[Collection entries]
• • • • • • •

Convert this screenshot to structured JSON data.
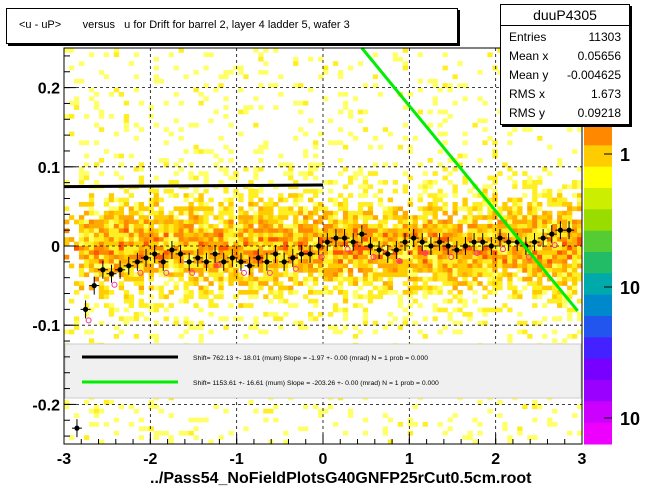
{
  "title": "<u - uP>       versus   u for Drift for barrel 2, layer 4 ladder 5, wafer 3",
  "stats": {
    "name": "duuP4305",
    "rows": [
      {
        "label": "Entries",
        "value": "11303"
      },
      {
        "label": "Mean x",
        "value": "0.05656"
      },
      {
        "label": "Mean y",
        "value": "-0.004625"
      },
      {
        "label": "RMS x",
        "value": "1.673"
      },
      {
        "label": "RMS y",
        "value": "0.09218"
      }
    ]
  },
  "footer": "../Pass54_NoFieldPlotsG40GNFP25rCut0.5cm.root",
  "legend": [
    {
      "color": "#000000",
      "text": "Shift=   762.13 +- 18.01 (mum) Slope =   -1.97 +- 0.00 (mrad)  N = 1 prob = 0.000"
    },
    {
      "color": "#00ee00",
      "text": "Shift=  1153.61 +- 16.61 (mum) Slope =  -203.26 +- 0.00 (mrad)  N = 1 prob = 0.000"
    }
  ],
  "chart_data": {
    "type": "heatmap",
    "title": "<u - uP>       versus   u for Drift for barrel 2, layer 4 ladder 5, wafer 3",
    "xlabel": "",
    "ylabel": "",
    "xlim": [
      -3,
      3
    ],
    "ylim": [
      -0.25,
      0.25
    ],
    "x_ticks": [
      "-3",
      "-2",
      "-1",
      "0",
      "1",
      "2",
      "3"
    ],
    "y_ticks": [
      "-0.2",
      "-0.1",
      "0",
      "0.1",
      "0.2"
    ],
    "colorbar_ticks": [
      "1",
      "10",
      "10"
    ],
    "grid": true,
    "profile": {
      "x": [
        -2.85,
        -2.75,
        -2.65,
        -2.55,
        -2.45,
        -2.35,
        -2.25,
        -2.15,
        -2.05,
        -1.95,
        -1.85,
        -1.75,
        -1.65,
        -1.55,
        -1.45,
        -1.35,
        -1.25,
        -1.15,
        -1.05,
        -0.95,
        -0.85,
        -0.75,
        -0.65,
        -0.55,
        -0.45,
        -0.35,
        -0.25,
        -0.15,
        -0.05,
        0.05,
        0.15,
        0.25,
        0.35,
        0.45,
        0.55,
        0.65,
        0.75,
        0.85,
        0.95,
        1.05,
        1.15,
        1.25,
        1.35,
        1.45,
        1.55,
        1.65,
        1.75,
        1.85,
        1.95,
        2.05,
        2.15,
        2.25,
        2.35,
        2.45,
        2.55,
        2.65,
        2.75,
        2.85
      ],
      "y": [
        -0.23,
        -0.08,
        -0.05,
        -0.03,
        -0.035,
        -0.03,
        -0.025,
        -0.02,
        -0.015,
        -0.01,
        -0.02,
        -0.005,
        -0.01,
        -0.02,
        -0.015,
        -0.02,
        -0.01,
        -0.02,
        -0.015,
        -0.02,
        -0.025,
        -0.015,
        -0.02,
        -0.01,
        -0.02,
        -0.015,
        -0.01,
        -0.01,
        0.0,
        0.005,
        0.01,
        0.01,
        0.005,
        0.015,
        0.0,
        -0.005,
        -0.01,
        -0.005,
        0.005,
        0.01,
        0.005,
        0.0,
        0.005,
        0.0,
        -0.005,
        0.0,
        0.005,
        0.005,
        0.0,
        0.01,
        0.005,
        0.005,
        0.0,
        0.005,
        0.01,
        0.015,
        0.02,
        0.02
      ]
    },
    "fit_lines": [
      {
        "color": "#000000",
        "x": [
          -3.0,
          0.0
        ],
        "y": [
          0.075,
          0.077
        ]
      },
      {
        "color": "#00ee00",
        "x": [
          0.45,
          2.95
        ],
        "y": [
          0.25,
          -0.082
        ]
      }
    ]
  }
}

• • • • • • •

§ **Aim**: Extract every line of the data exactly; pictures stay out.

§ **Full solution**:
Convert this screenshot to structured JSON data.
{
  "title": "<u - uP>       versus   u for Drift for barrel 2, layer 4 ladder 5, wafer 3",
  "stats": {
    "name": "duuP4305",
    "rows": [
      {
        "label": "Entries",
        "value": "11303"
      },
      {
        "label": "Mean x",
        "value": "0.05656"
      },
      {
        "label": "Mean y",
        "value": "-0.004625"
      },
      {
        "label": "RMS x",
        "value": "1.673"
      },
      {
        "label": "RMS y",
        "value": "0.09218"
      }
    ]
  },
  "footer": "../Pass54_NoFieldPlotsG40GNFP25rCut0.5cm.root",
  "legend": [
    {
      "color": "#000000",
      "text": "Shift=   762.13 +- 18.01 (mum) Slope =   -1.97 +- 0.00 (mrad)  N = 1 prob = 0.000"
    },
    {
      "color": "#00ee00",
      "text": "Shift=  1153.61 +- 16.61 (mum) Slope =  -203.26 +- 0.00 (mrad)  N = 1 prob = 0.000"
    }
  ],
  "chart_data": {
    "type": "heatmap",
    "title": "<u - uP>       versus   u for Drift for barrel 2, layer 4 ladder 5, wafer 3",
    "xlabel": "",
    "ylabel": "",
    "xlim": [
      -3,
      3
    ],
    "ylim": [
      -0.25,
      0.25
    ],
    "x_ticks": [
      "-3",
      "-2",
      "-1",
      "0",
      "1",
      "2",
      "3"
    ],
    "y_ticks": [
      "-0.2",
      "-0.1",
      "0",
      "0.1",
      "0.2"
    ],
    "colorbar_ticks": [
      "1",
      "10",
      "10"
    ],
    "grid": true,
    "profile": {
      "x": [
        -2.85,
        -2.75,
        -2.65,
        -2.55,
        -2.45,
        -2.35,
        -2.25,
        -2.15,
        -2.05,
        -1.95,
        -1.85,
        -1.75,
        -1.65,
        -1.55,
        -1.45,
        -1.35,
        -1.25,
        -1.15,
        -1.05,
        -0.95,
        -0.85,
        -0.75,
        -0.65,
        -0.55,
        -0.45,
        -0.35,
        -0.25,
        -0.15,
        -0.05,
        0.05,
        0.15,
        0.25,
        0.35,
        0.45,
        0.55,
        0.65,
        0.75,
        0.85,
        0.95,
        1.05,
        1.15,
        1.25,
        1.35,
        1.45,
        1.55,
        1.65,
        1.75,
        1.85,
        1.95,
        2.05,
        2.15,
        2.25,
        2.35,
        2.45,
        2.55,
        2.65,
        2.75,
        2.85
      ],
      "y": [
        -0.23,
        -0.08,
        -0.05,
        -0.03,
        -0.035,
        -0.03,
        -0.025,
        -0.02,
        -0.015,
        -0.01,
        -0.02,
        -0.005,
        -0.01,
        -0.02,
        -0.015,
        -0.02,
        -0.01,
        -0.02,
        -0.015,
        -0.02,
        -0.025,
        -0.015,
        -0.02,
        -0.01,
        -0.02,
        -0.015,
        -0.01,
        -0.01,
        0.0,
        0.005,
        0.01,
        0.01,
        0.005,
        0.015,
        0.0,
        -0.005,
        -0.01,
        -0.005,
        0.005,
        0.01,
        0.005,
        0.0,
        0.005,
        0.0,
        -0.005,
        0.0,
        0.005,
        0.005,
        0.0,
        0.01,
        0.005,
        0.005,
        0.0,
        0.005,
        0.01,
        0.015,
        0.02,
        0.02
      ]
    },
    "fit_lines": [
      {
        "color": "#000000",
        "x": [
          -3.0,
          0.0
        ],
        "y": [
          0.075,
          0.077
        ]
      },
      {
        "color": "#00ee00",
        "x": [
          0.45,
          2.95
        ],
        "y": [
          0.25,
          -0.082
        ]
      }
    ]
  }
}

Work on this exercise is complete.